GIVEN EXERCISE —
Return the listing below in full, with every line exactly as it is.

<<<<

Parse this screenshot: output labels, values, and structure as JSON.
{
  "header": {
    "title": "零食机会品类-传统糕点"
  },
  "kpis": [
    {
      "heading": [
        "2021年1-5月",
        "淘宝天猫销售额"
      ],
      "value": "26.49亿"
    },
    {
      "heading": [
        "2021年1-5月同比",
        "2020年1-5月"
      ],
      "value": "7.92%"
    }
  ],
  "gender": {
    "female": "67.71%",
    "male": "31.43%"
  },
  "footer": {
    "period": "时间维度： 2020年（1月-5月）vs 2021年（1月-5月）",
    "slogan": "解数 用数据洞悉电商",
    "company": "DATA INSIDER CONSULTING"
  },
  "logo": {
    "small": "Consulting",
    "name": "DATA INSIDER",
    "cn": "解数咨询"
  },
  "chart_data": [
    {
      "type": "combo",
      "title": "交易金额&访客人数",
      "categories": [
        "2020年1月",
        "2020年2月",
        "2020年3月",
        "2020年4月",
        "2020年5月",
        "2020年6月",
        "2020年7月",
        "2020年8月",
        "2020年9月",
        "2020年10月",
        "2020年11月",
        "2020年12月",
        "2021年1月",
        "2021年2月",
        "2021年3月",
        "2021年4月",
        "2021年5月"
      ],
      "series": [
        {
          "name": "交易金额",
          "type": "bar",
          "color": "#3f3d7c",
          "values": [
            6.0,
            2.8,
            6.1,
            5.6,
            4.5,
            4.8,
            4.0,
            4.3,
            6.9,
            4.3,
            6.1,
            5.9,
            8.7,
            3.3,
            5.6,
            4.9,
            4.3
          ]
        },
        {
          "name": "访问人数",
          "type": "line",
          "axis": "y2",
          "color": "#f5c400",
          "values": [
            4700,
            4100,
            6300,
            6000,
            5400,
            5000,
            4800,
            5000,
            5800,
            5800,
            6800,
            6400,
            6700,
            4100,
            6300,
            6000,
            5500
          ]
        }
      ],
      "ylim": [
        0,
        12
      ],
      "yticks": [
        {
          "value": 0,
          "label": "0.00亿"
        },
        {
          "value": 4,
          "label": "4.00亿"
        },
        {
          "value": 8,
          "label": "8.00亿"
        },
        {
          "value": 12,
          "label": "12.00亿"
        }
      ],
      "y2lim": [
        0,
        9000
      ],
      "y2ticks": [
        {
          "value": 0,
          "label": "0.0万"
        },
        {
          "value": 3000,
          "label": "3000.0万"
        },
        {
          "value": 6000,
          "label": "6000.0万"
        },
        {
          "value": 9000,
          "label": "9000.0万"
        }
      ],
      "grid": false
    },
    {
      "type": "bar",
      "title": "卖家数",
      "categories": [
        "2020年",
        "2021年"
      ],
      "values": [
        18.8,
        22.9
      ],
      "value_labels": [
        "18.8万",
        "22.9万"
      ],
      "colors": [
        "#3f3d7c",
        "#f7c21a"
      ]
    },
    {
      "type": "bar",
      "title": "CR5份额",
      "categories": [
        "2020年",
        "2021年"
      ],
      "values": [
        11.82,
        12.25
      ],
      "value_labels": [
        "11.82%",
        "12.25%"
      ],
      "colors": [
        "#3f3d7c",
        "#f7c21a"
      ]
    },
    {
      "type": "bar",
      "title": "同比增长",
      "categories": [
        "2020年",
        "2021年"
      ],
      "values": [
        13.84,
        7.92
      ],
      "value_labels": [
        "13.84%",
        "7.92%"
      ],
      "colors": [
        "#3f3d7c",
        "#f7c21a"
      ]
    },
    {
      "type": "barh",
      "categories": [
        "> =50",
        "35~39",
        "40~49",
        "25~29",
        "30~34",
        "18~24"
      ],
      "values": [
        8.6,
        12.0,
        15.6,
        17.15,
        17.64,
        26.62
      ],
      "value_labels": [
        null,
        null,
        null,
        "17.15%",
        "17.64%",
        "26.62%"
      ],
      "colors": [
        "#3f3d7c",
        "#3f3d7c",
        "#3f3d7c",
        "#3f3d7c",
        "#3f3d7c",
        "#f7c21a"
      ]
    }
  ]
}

>>>>

EXPECTED ANSWER —
Parse this screenshot: output labels, values, and structure as JSON.
{
  "header": {
    "title": "零食机会品类-传统糕点"
  },
  "kpis": [
    {
      "heading": [
        "2021年1-5月",
        "淘宝天猫销售额"
      ],
      "value": "26.49亿"
    },
    {
      "heading": [
        "2021年1-5月同比",
        "2020年1-5月"
      ],
      "value": "7.92%"
    }
  ],
  "gender": {
    "female": "67.71%",
    "male": "31.43%"
  },
  "footer": {
    "period": "时间维度： 2020年（1月-5月）vs 2021年（1月-5月）",
    "slogan": "解数 用数据洞悉电商",
    "company": "DATA INSIDER CONSULTING"
  },
  "logo": {
    "small": "Consulting",
    "name": "DATA INSIDER",
    "cn": "解数咨询"
  },
  "chart_data": [
    {
      "type": "combo",
      "title": "交易金额&访客人数",
      "categories": [
        "2020年1月",
        "2020年2月",
        "2020年3月",
        "2020年4月",
        "2020年5月",
        "2020年6月",
        "2020年7月",
        "2020年8月",
        "2020年9月",
        "2020年10月",
        "2020年11月",
        "2020年12月",
        "2021年1月",
        "2021年2月",
        "2021年3月",
        "2021年4月",
        "2021年5月"
      ],
      "series": [
        {
          "name": "交易金额",
          "type": "bar",
          "color": "#3f3d7c",
          "values": [
            6.0,
            2.8,
            6.1,
            5.6,
            4.5,
            4.8,
            4.0,
            4.3,
            6.9,
            4.3,
            6.1,
            5.9,
            8.7,
            3.3,
            5.6,
            4.9,
            4.3
          ]
        },
        {
          "name": "访问人数",
          "type": "line",
          "axis": "y2",
          "color": "#f5c400",
          "values": [
            4700,
            4100,
            6300,
            6000,
            5400,
            5000,
            4800,
            5000,
            5800,
            5800,
            6800,
            6400,
            6700,
            4100,
            6300,
            6000,
            5500
          ]
        }
      ],
      "ylim": [
        0,
        12
      ],
      "yticks": [
        {
          "value": 0,
          "label": "0.00亿"
        },
        {
          "value": 4,
          "label": "4.00亿"
        },
        {
          "value": 8,
          "label": "8.00亿"
        },
        {
          "value": 12,
          "label": "12.00亿"
        }
      ],
      "y2lim": [
        0,
        9000
      ],
      "y2ticks": [
        {
          "value": 0,
          "label": "0.0万"
        },
        {
          "value": 3000,
          "label": "3000.0万"
        },
        {
          "value": 6000,
          "label": "6000.0万"
        },
        {
          "value": 9000,
          "label": "9000.0万"
        }
      ],
      "grid": false
    },
    {
      "type": "bar",
      "title": "卖家数",
      "categories": [
        "2020年",
        "2021年"
      ],
      "values": [
        18.8,
        22.9
      ],
      "value_labels": [
        "18.8万",
        "22.9万"
      ],
      "colors": [
        "#3f3d7c",
        "#f7c21a"
      ]
    },
    {
      "type": "bar",
      "title": "CR5份额",
      "categories": [
        "2020年",
        "2021年"
      ],
      "values": [
        11.82,
        12.25
      ],
      "value_labels": [
        "11.82%",
        "12.25%"
      ],
      "colors": [
        "#3f3d7c",
        "#f7c21a"
      ]
    },
    {
      "type": "bar",
      "title": "同比增长",
      "categories": [
        "2020年",
        "2021年"
      ],
      "values": [
        13.84,
        7.92
      ],
      "value_labels": [
        "13.84%",
        "7.92%"
      ],
      "colors": [
        "#3f3d7c",
        "#f7c21a"
      ]
    },
    {
      "type": "barh",
      "categories": [
        "> =50",
        "35~39",
        "40~49",
        "25~29",
        "30~34",
        "18~24"
      ],
      "values": [
        8.6,
        12.0,
        15.6,
        17.15,
        17.64,
        26.62
      ],
      "value_labels": [
        null,
        null,
        null,
        "17.15%",
        "17.64%",
        "26.62%"
      ],
      "colors": [
        "#3f3d7c",
        "#3f3d7c",
        "#3f3d7c",
        "#3f3d7c",
        "#3f3d7c",
        "#f7c21a"
      ]
    }
  ]
}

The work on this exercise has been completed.